> **Supplied entries**:
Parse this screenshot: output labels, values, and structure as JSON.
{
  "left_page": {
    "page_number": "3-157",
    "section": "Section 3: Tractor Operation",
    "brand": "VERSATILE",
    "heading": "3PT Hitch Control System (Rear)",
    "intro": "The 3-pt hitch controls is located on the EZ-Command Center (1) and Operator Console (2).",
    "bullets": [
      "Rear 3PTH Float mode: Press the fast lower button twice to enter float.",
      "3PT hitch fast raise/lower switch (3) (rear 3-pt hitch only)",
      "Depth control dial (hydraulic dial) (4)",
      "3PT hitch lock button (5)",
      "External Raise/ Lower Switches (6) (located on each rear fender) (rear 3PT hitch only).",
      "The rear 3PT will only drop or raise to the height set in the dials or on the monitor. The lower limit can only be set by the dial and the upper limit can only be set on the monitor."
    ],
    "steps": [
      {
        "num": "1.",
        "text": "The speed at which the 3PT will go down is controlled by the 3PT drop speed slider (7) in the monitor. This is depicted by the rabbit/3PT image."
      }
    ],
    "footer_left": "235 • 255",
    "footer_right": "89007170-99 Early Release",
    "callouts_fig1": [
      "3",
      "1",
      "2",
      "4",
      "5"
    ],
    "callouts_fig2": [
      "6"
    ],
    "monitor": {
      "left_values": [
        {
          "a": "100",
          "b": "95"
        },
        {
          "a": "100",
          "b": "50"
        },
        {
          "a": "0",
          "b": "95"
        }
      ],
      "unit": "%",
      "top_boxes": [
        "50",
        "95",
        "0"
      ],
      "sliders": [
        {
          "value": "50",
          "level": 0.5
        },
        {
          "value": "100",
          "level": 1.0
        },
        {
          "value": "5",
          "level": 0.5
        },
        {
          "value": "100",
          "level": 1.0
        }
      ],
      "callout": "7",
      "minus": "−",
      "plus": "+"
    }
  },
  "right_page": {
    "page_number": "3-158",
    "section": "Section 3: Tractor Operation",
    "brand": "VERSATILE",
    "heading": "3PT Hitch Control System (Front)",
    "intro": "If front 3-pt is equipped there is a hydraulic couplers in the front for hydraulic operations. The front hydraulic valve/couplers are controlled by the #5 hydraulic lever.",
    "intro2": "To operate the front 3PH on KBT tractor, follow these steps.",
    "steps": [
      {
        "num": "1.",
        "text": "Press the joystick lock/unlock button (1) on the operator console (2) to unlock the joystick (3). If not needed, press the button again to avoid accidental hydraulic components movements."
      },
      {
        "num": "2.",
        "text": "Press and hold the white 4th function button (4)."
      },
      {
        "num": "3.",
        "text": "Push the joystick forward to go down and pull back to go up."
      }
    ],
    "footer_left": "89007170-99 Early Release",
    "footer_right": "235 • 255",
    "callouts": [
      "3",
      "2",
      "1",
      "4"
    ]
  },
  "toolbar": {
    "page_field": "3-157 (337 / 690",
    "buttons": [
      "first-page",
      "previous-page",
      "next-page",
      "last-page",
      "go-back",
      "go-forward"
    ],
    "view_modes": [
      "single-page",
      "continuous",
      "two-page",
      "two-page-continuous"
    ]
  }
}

> **Exercise aim**: Copy every line of the entries above in which "controlled" occurs.

> **Task solution**:
        "text": "The speed at which the 3PT will go down is controlled by the 3PT drop speed slider (7) in the monitor. This is depicted by the rabbit/3PT image."
    "intro": "If front 3-pt is equipped there is a hydraulic couplers in the front for hydraulic operations. The front hydraulic valve/couplers are controlled by the #5 hydraulic lever.",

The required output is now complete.